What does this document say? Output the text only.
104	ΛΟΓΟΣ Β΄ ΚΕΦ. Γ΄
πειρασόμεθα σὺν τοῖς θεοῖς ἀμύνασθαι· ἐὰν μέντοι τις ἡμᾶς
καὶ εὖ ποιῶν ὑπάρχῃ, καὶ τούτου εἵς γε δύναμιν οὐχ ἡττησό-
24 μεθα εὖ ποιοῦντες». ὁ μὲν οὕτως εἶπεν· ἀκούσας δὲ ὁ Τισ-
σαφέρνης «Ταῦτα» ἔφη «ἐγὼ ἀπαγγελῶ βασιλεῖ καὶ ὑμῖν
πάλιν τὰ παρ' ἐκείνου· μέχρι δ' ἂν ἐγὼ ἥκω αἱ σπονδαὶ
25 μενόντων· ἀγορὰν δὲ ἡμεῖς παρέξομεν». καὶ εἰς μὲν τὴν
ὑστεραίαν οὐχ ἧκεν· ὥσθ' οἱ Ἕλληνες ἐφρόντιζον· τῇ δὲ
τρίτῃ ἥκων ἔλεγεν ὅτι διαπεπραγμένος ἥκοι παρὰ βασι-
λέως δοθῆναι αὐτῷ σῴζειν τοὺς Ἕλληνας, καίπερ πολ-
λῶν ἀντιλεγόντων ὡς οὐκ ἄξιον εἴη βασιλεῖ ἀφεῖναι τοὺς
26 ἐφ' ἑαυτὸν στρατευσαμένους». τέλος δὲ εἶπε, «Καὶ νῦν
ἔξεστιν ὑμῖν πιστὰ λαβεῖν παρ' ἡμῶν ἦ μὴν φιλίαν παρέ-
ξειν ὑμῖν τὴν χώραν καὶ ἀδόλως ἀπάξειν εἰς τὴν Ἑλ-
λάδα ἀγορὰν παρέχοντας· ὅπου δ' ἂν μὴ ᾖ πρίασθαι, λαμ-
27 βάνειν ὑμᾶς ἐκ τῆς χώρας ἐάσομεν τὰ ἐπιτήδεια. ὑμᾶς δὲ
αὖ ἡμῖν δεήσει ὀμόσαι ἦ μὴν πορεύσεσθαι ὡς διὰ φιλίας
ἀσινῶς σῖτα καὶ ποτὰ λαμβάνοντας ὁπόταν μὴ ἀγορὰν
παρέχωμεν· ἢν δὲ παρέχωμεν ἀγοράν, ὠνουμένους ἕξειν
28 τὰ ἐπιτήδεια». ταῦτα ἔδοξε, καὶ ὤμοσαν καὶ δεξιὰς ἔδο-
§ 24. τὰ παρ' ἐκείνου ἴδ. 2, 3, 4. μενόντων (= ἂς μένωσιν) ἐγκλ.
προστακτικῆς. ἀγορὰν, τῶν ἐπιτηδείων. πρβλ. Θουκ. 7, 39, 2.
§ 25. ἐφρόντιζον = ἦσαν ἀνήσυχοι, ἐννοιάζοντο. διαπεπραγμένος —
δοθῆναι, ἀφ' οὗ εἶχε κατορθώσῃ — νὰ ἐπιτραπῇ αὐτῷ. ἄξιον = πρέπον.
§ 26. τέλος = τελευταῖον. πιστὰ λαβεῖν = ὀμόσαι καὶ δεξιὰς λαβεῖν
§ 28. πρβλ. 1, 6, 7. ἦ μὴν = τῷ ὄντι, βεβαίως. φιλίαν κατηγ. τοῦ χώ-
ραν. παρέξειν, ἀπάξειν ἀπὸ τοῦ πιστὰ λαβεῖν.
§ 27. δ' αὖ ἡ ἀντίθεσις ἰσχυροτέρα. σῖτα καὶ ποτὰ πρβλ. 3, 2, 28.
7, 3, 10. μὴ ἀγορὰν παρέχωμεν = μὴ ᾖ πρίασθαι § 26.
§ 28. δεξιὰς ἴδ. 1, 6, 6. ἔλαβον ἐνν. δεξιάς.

THE PROBLEM: Repeat all the records. Match each line exactly.

EXERCISE RESULT:
What does this document say? Output the text only.
104	ΛΟΓΟΣ Β΄ ΚΕΦ. Γ΄
πειρασόμεθα σὺν τοῖς θεοῖς ἀμύνασθαι· ἐὰν μέντοι τις ἡμᾶς
καὶ εὖ ποιῶν ὑπάρχῃ, καὶ τούτου εἵς γε δύναμιν οὐχ ἡττησό-
24 μεθα εὖ ποιοῦντες». ὁ μὲν οὕτως εἶπεν· ἀκούσας δὲ ὁ Τισ-
σαφέρνης «Ταῦτα» ἔφη «ἐγὼ ἀπαγγελῶ βασιλεῖ καὶ ὑμῖν
πάλιν τὰ παρ' ἐκείνου· μέχρι δ' ἂν ἐγὼ ἥκω αἱ σπονδαὶ
25 μενόντων· ἀγορὰν δὲ ἡμεῖς παρέξομεν». καὶ εἰς μὲν τὴν
ὑστεραίαν οὐχ ἧκεν· ὥσθ' οἱ Ἕλληνες ἐφρόντιζον· τῇ δὲ
τρίτῃ ἥκων ἔλεγεν ὅτι διαπεπραγμένος ἥκοι παρὰ βασι-
λέως δοθῆναι αὐτῷ σῴζειν τοὺς Ἕλληνας, καίπερ πολ-
λῶν ἀντιλεγόντων ὡς οὐκ ἄξιον εἴη βασιλεῖ ἀφεῖναι τοὺς
26 ἐφ' ἑαυτὸν στρατευσαμένους». τέλος δὲ εἶπε, «Καὶ νῦν
ἔξεστιν ὑμῖν πιστὰ λαβεῖν παρ' ἡμῶν ἦ μὴν φιλίαν παρέ-
ξειν ὑμῖν τὴν χώραν καὶ ἀδόλως ἀπάξειν εἰς τὴν Ἑλ-
λάδα ἀγορὰν παρέχοντας· ὅπου δ' ἂν μὴ ᾖ πρίασθαι, λαμ-
27 βάνειν ὑμᾶς ἐκ τῆς χώρας ἐάσομεν τὰ ἐπιτήδεια. ὑμᾶς δὲ
αὖ ἡμῖν δεήσει ὀμόσαι ἦ μὴν πορεύσεσθαι ὡς διὰ φιλίας
ἀσινῶς σῖτα καὶ ποτὰ λαμβάνοντας ὁπόταν μὴ ἀγορὰν
παρέχωμεν· ἢν δὲ παρέχωμεν ἀγοράν, ὠνουμένους ἕξειν
28 τὰ ἐπιτήδεια». ταῦτα ἔδοξε, καὶ ὤμοσαν καὶ δεξιὰς ἔδο-
§ 24. τὰ παρ' ἐκείνου ἴδ. 2, 3, 4. μενόντων (= ἂς μένωσιν) ἐγκλ.
προστακτικῆς. ἀγορὰν, τῶν ἐπιτηδείων. πρβλ. Θουκ. 7, 39, 2.
§ 25. ἐφρόντιζον = ἦσαν ἀνήσυχοι, ἐννοιάζοντο. διαπεπραγμένος —
δοθῆναι, ἀφ' οὗ εἶχε κατορθώσῃ — νὰ ἐπιτραπῇ αὐτῷ. ἄξιον = πρέπον.
§ 26. τέλος = τελευταῖον. πιστὰ λαβεῖν = ὀμόσαι καὶ δεξιὰς λαβεῖν
§ 28. πρβλ. 1, 6, 7. ἦ μὴν = τῷ ὄντι, βεβαίως. φιλίαν κατηγ. τοῦ χώ-
ραν. παρέξειν, ἀπάξειν ἀπὸ τοῦ πιστὰ λαβεῖν.
§ 27. δ' αὖ ἡ ἀντίθεσις ἰσχυροτέρα. σῖτα καὶ ποτὰ πρβλ. 3, 2, 28.
7, 3, 10. μὴ ἀγορὰν παρέχωμεν = μὴ ᾖ πρίασθαι § 26.
§ 28. δεξιὰς ἴδ. 1, 6, 6. ἔλαβον ἐνν. δεξιάς.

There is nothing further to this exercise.